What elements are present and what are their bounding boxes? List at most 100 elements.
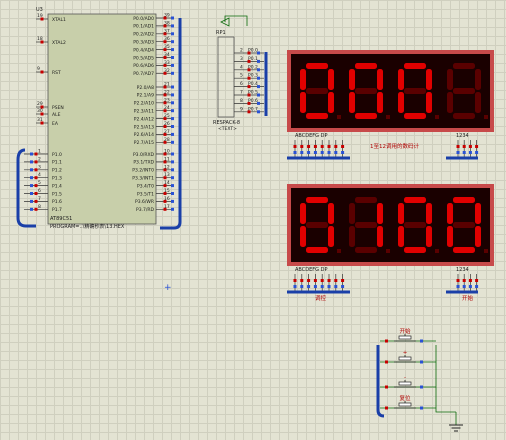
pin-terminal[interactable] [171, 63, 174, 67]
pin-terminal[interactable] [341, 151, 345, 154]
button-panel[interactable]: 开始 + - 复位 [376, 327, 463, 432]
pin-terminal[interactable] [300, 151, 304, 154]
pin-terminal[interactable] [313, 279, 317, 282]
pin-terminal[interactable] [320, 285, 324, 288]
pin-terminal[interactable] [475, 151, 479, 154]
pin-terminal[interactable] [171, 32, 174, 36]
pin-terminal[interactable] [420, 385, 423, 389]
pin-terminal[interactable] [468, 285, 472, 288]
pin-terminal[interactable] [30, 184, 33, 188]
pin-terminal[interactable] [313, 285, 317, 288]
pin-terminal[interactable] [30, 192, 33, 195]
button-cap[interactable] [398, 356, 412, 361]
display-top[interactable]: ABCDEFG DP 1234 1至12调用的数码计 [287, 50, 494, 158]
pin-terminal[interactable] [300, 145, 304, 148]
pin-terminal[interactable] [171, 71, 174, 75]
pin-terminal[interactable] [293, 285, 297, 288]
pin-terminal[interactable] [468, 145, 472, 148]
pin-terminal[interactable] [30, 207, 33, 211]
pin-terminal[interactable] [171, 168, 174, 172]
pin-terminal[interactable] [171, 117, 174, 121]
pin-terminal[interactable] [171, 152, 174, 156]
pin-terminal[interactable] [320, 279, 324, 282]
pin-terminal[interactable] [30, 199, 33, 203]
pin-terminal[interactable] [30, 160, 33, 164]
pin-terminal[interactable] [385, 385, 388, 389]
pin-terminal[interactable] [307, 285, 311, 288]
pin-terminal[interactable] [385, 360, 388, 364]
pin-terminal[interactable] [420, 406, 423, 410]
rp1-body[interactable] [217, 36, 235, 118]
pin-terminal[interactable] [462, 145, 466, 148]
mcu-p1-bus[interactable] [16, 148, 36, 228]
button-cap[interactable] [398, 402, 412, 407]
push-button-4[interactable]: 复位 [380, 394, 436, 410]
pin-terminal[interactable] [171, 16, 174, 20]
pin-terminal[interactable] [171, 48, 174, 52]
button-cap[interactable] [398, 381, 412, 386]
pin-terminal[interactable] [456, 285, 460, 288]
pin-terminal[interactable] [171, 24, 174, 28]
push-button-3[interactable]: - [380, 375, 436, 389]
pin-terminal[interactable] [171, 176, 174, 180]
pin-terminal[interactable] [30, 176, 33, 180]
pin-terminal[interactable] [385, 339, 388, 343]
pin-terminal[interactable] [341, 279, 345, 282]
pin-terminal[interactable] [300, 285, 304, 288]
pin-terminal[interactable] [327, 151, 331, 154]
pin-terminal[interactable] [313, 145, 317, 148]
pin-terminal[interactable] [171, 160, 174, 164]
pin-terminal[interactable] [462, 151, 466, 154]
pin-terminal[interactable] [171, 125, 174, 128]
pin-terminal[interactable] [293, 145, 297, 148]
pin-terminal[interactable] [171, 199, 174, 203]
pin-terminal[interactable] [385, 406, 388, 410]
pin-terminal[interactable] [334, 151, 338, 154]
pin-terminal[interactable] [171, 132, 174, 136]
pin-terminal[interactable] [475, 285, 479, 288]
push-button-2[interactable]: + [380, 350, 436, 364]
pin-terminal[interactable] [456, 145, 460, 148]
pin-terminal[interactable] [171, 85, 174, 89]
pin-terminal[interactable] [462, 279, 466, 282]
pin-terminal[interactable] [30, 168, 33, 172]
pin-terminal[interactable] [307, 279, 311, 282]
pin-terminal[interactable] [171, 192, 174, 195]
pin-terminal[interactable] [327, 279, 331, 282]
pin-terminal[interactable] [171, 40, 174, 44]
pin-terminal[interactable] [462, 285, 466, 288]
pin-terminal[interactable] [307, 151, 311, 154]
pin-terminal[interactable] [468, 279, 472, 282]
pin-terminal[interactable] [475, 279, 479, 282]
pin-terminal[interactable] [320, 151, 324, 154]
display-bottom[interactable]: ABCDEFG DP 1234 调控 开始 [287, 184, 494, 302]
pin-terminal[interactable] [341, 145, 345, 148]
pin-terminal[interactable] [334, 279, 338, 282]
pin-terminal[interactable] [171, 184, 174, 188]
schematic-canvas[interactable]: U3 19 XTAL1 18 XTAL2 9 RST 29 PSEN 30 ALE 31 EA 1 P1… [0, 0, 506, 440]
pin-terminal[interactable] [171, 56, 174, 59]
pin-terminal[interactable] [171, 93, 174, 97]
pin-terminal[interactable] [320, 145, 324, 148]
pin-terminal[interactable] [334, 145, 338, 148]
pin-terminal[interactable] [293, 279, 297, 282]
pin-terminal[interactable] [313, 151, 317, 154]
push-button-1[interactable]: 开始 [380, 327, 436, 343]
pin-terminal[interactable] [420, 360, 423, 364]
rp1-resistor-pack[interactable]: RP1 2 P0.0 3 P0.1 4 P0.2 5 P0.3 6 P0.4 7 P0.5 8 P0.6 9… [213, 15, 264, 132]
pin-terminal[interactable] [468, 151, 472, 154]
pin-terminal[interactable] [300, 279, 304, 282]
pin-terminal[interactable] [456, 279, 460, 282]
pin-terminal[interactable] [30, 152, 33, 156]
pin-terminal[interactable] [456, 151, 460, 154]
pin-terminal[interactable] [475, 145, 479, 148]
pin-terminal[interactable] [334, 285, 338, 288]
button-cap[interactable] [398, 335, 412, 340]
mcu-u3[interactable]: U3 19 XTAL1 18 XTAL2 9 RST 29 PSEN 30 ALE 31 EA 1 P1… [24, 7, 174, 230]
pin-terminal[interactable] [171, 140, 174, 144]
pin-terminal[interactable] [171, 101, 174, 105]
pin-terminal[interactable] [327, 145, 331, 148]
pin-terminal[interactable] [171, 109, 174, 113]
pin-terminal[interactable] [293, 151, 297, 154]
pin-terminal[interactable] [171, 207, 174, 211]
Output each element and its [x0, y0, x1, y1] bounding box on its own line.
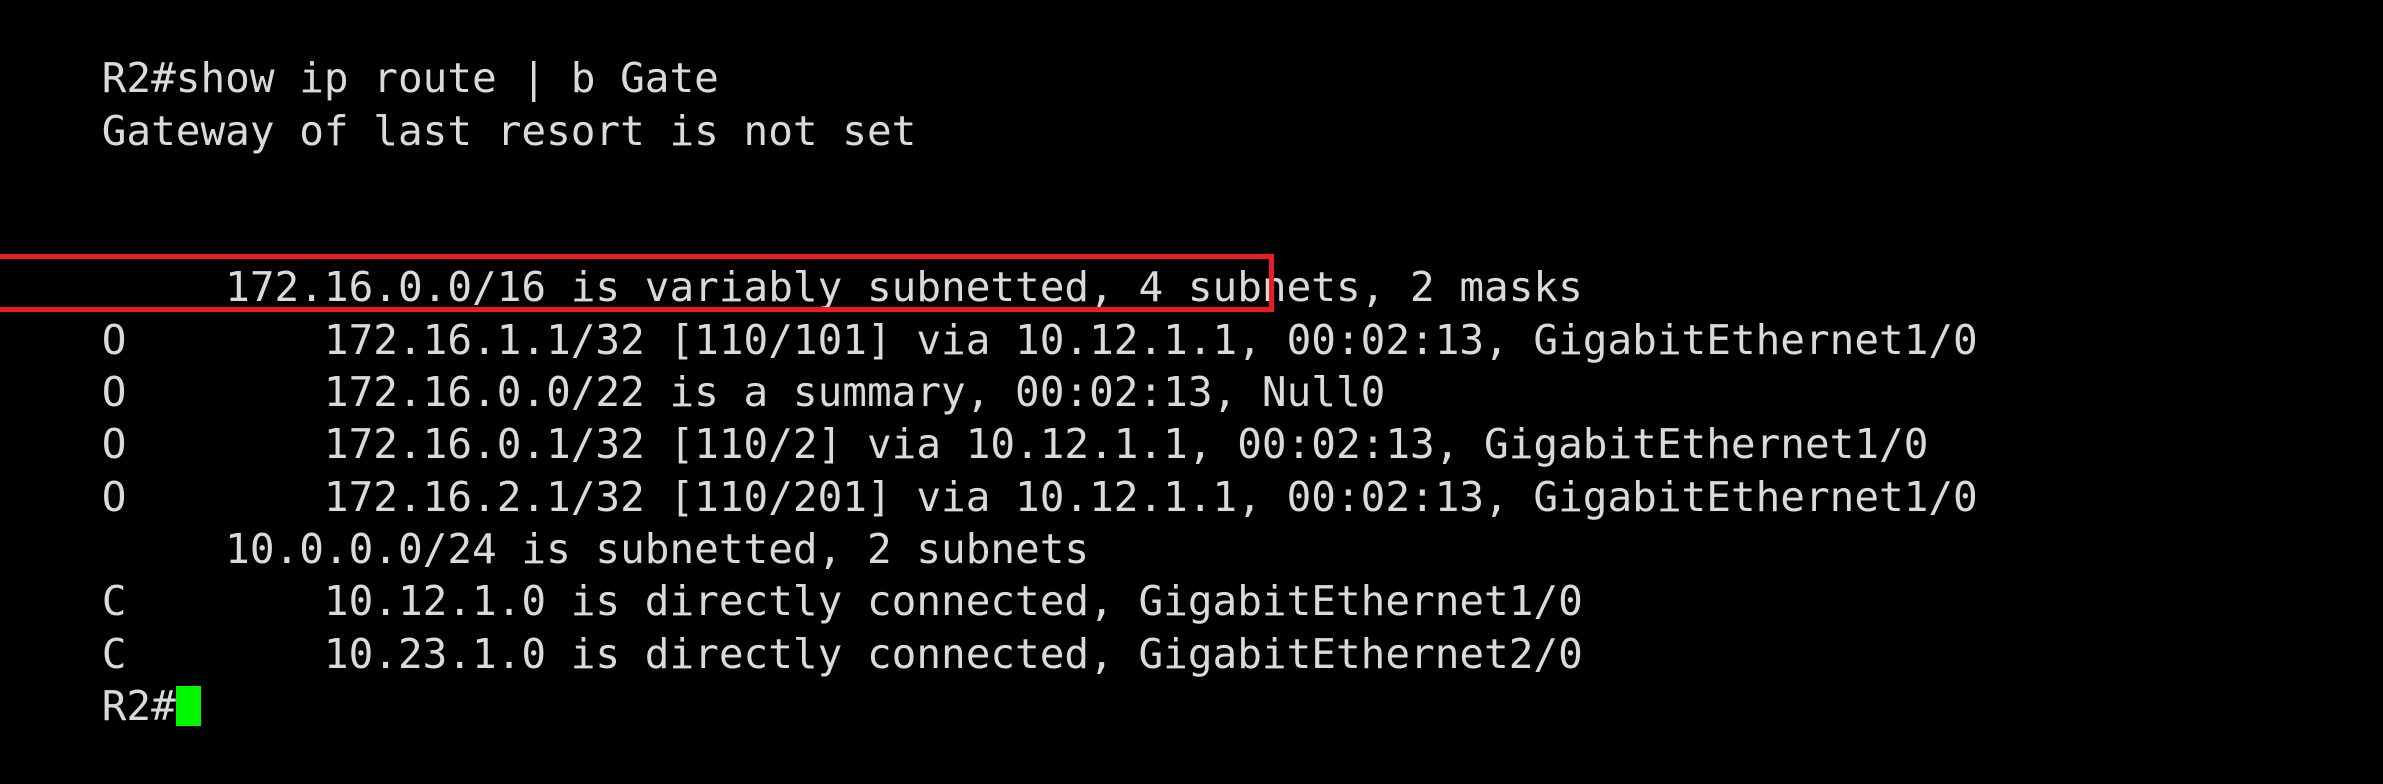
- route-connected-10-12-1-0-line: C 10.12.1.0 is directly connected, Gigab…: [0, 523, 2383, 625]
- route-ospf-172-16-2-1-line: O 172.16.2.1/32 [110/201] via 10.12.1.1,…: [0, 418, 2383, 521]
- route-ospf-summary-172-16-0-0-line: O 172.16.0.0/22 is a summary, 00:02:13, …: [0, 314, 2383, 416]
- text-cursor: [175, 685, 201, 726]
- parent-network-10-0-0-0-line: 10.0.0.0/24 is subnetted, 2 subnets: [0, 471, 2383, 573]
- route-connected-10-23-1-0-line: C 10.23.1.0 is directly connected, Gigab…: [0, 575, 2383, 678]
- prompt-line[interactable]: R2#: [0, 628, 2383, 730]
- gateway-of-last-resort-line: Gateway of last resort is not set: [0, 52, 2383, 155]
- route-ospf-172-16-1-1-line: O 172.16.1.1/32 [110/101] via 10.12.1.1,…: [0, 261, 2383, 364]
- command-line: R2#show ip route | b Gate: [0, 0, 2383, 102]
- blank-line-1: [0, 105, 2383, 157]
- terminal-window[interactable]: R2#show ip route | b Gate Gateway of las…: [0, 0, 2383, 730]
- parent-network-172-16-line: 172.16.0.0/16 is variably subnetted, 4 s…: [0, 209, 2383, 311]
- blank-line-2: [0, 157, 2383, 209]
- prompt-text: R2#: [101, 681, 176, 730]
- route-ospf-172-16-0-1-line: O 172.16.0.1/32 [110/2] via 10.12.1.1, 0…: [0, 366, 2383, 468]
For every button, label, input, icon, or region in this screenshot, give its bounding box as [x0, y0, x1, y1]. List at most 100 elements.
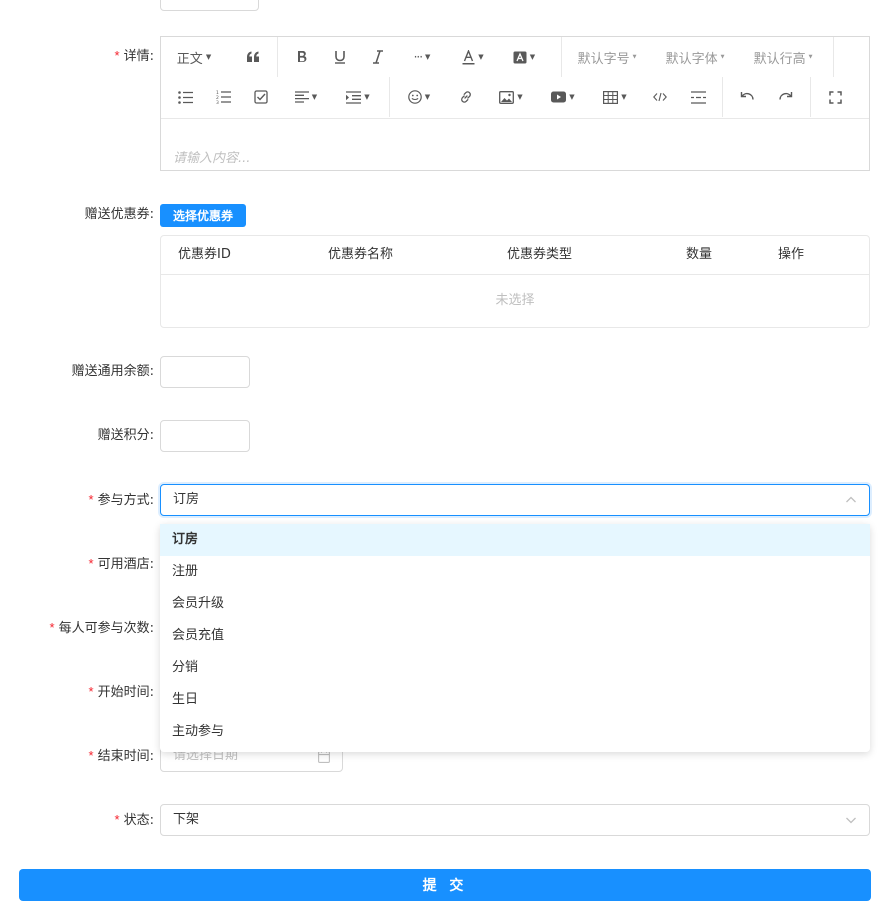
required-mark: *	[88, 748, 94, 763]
━━━━━━━━━━━━━━━━━━━━━━━━━━━━━━
Convert every line of the entries above into a JSON list of strings, one string per line, omitting blank lines and the picture markers.

COMPLETE ANSWER:
[
  "What elements are present and what are their bounding boxes? List at most 100 elements.",
  "pin-terminal[interactable] [171, 63, 174, 67]",
  "pin-terminal[interactable] [341, 151, 345, 154]",
  "button-panel[interactable]: 开始 + - 复位 [376, 327, 463, 432]",
  "pin-terminal[interactable] [300, 151, 304, 154]",
  "pin-terminal[interactable] [313, 279, 317, 282]",
  "pin-terminal[interactable] [320, 285, 324, 288]",
  "pin-terminal[interactable] [475, 151, 479, 154]",
  "pin-terminal[interactable] [171, 32, 174, 36]",
  "pin-terminal[interactable] [420, 385, 423, 389]",
  "pin-terminal[interactable] [468, 285, 472, 288]",
  "pin-terminal[interactable] [30, 184, 33, 188]",
  "pin-terminal[interactable] [313, 285, 317, 288]",
  "pin-terminal[interactable] [30, 192, 33, 195]",
  "button-cap[interactable] [398, 356, 412, 361]",
  "display-top[interactable]: ABCDEFG DP 1234 1至12调用的数码计 [287, 50, 494, 158]",
  "pin-terminal[interactable] [300, 145, 304, 148]",
  "pin-terminal[interactable] [171, 71, 174, 75]",
  "pin-terminal[interactable] [293, 285, 297, 288]",
  "pin-terminal[interactable] [468, 145, 472, 148]",
  "pin-terminal[interactable] [30, 207, 33, 211]",
  "pin-terminal[interactable] [171, 168, 174, 172]",
  "pin-terminal[interactable] [171, 117, 174, 121]",
  "pin-terminal[interactable] [171, 152, 174, 156]",
  "pin-terminal[interactable] [320, 279, 324, 282]",
  "pin-terminal[interactable] [30, 199, 33, 203]",
  "pin-terminal[interactable] [30, 160, 33, 164]",
  "pin-terminal[interactable] [385, 385, 388, 389]",
  "pin-terminal[interactable] [307, 285, 311, 288]",
  "pin-terminal[interactable] [385, 360, 388, 364]",
  "pin-terminal[interactable] [420, 406, 423, 410]",
  "rp1-body[interactable] [217, 36, 235, 118]",
  "pin-terminal[interactable] [462, 145, 466, 148]",
  "mcu-p1-bus[interactable] [16, 148, 36, 228]",
  "button-cap[interactable] [398, 402, 412, 407]",
  "push-button-4[interactable]: 复位 [380, 394, 436, 410]",
  "pin-terminal[interactable] [171, 16, 174, 20]",
  "pin-terminal[interactable] [171, 48, 174, 52]",
  "button-cap[interactable] [398, 381, 412, 386]",
  "pin-terminal[interactable] [456, 285, 460, 288]",
  "pin-terminal[interactable] [171, 24, 174, 28]",
  "push-button-3[interactable]: - [380, 375, 436, 389]",
  "pin-terminal[interactable] [171, 176, 174, 180]",
  "pin-terminal[interactable] [30, 176, 33, 180]",
  "pin-terminal[interactable] [385, 339, 388, 343]",
  "pin-terminal[interactable] [341, 279, 345, 282]",
  "pin-terminal[interactable] [300, 285, 304, 288]",
  "pin-terminal[interactable] [327, 151, 331, 154]",
  "pin-terminal[interactable] [313, 145, 317, 148]",
  "pin-terminal[interactable] [171, 160, 174, 164]",
  "pin-terminal[interactable] [462, 151, 466, 154]",
  "pin-terminal[interactable] [171, 125, 174, 128]",
  "pin-terminal[interactable] [293, 145, 297, 148]",
  "pin-terminal[interactable] [171, 199, 174, 203]",
  "pin-terminal[interactable] [385, 406, 388, 410]",
  "pin-terminal[interactable] [334, 151, 338, 154]",
  "pin-terminal[interactable] [171, 132, 174, 136]",
  "pin-terminal[interactable] [475, 285, 479, 288]",
  "push-button-2[interactable]: + [380, 350, 436, 364]",
  "pin-terminal[interactable] [456, 145, 460, 148]",
  "pin-terminal[interactable] [171, 85, 174, 89]",
  "pin-terminal[interactable] [462, 279, 466, 282]",
  "pin-terminal[interactable] [30, 168, 33, 172]",
  "pin-terminal[interactable] [307, 279, 311, 282]",
  "pin-terminal[interactable] [171, 192, 174, 195]",
  "pin-terminal[interactable] [327, 279, 331, 282]",
  "pin-terminal[interactable] [171, 40, 174, 44]",
  "pin-terminal[interactable] [462, 285, 466, 288]",
  "pin-terminal[interactable] [307, 151, 311, 154]",
  "pin-terminal[interactable] [468, 279, 472, 282]",
  "pin-terminal[interactable] [475, 279, 479, 282]",
  "pin-terminal[interactable] [320, 151, 324, 154]",
  "display-bottom[interactable]: ABCDEFG DP 1234 调控 开始 [287, 184, 494, 302]",
  "pin-terminal[interactable] [341, 145, 345, 148]",
  "pin-terminal[interactable] [334, 279, 338, 282]",
  "pin-terminal[interactable] [171, 184, 174, 188]",
  "schematic-canvas[interactable]: U3 19 XTAL1 18 XTAL2 9 RST 29 PSEN 30 ALE 31 EA 1 P1… [0, 0, 506, 440]",
  "pin-terminal[interactable] [171, 56, 174, 59]",
  "pin-terminal[interactable] [171, 93, 174, 97]",
  "pin-terminal[interactable] [320, 145, 324, 148]",
  "pin-terminal[interactable] [334, 145, 338, 148]",
  "pin-terminal[interactable] [293, 279, 297, 282]",
  "pin-terminal[interactable] [313, 151, 317, 154]",
  "push-button-1[interactable]: 开始 [380, 327, 436, 343]",
  "pin-terminal[interactable] [420, 360, 423, 364]",
  "rp1-resistor-pack[interactable]: RP1 2 P0.0 3 P0.1 4 P0.2 5 P0.3 6 P0.4 7 P0.5 8 P0.6 9… [213, 15, 264, 132]",
  "pin-terminal[interactable] [468, 151, 472, 154]",
  "pin-terminal[interactable] [300, 279, 304, 282]",
  "pin-terminal[interactable] [456, 279, 460, 282]",
  "pin-terminal[interactable] [30, 152, 33, 156]",
  "pin-terminal[interactable] [456, 151, 460, 154]",
  "pin-terminal[interactable] [475, 145, 479, 148]",
  "pin-terminal[interactable] [334, 285, 338, 288]",
  "button-cap[interactable] [398, 335, 412, 340]",
  "mcu-u3[interactable]: U3 19 XTAL1 18 XTAL2 9 RST 29 PSEN 30 ALE 31 EA 1 P1… [24, 7, 174, 230]",
  "pin-terminal[interactable] [171, 140, 174, 144]",
  "pin-terminal[interactable] [171, 101, 174, 105]",
  "pin-terminal[interactable] [327, 145, 331, 148]",
  "pin-terminal[interactable] [171, 109, 174, 113]",
  "pin-terminal[interactable] [293, 151, 297, 154]",
  "pin-terminal[interactable] [171, 207, 174, 211]",
  "Output each element and its [x0, y0, x1, y1] bounding box on its own line.",
  "- route-connected-10-12-1-0-line: C 10.12.1.0 is directly connected, Gigab…: [0, 523, 2383, 625]",
  "- route-ospf-172-16-2-1-line: O 172.16.2.1/32 [110/201] via 10.12.1.1,…: [0, 418, 2383, 521]",
  "- route-ospf-summary-172-16-0-0-line: O 172.16.0.0/22 is a summary, 00:02:13, …: [0, 314, 2383, 416]",
  "- text-cursor: [175, 685, 201, 726]",
  "- parent-network-10-0-0-0-line: 10.0.0.0/24 is subnetted, 2 subnets: [0, 471, 2383, 573]",
  "- route-connected-10-23-1-0-line: C 10.23.1.0 is directly connected, Gigab…: [0, 575, 2383, 678]",
  "- prompt-line[interactable]: R2#: [0, 628, 2383, 730]",
  "- gateway-of-last-resort-line: Gateway of last resort is not set: [0, 52, 2383, 155]",
  "- route-ospf-172-16-1-1-line: O 172.16.1.1/32 [110/101] via 10.12.1.1,…: [0, 261, 2383, 364]",
  "- command-line: R2#show ip route | b Gate: [0, 0, 2383, 102]",
  "- blank-line-1: [0, 105, 2383, 157]",
  "- terminal-window[interactable]: R2#show ip route | b Gate Gateway of las…: [0, 0, 2383, 730]",
  "- parent-network-172-16-line: 172.16.0.0/16 is variably subnetted, 4 s…: [0, 209, 2383, 311]",
  "- blank-line-2: [0, 157, 2383, 209]",
  "- prompt-text: R2#: [101, 681, 176, 730]",
  "- route-ospf-172-16-0-1-line: O 172.16.0.1/32 [110/2] via 10.12.1.1, 0…: [0, 366, 2383, 468]",
  "For every button, label, input, icon, or region in this screenshot, give its bounding box as [x0, y0, x1, y1]. List at most 100 elements.",
  "required-mark: *\t[88, 748, 94, 763]"
]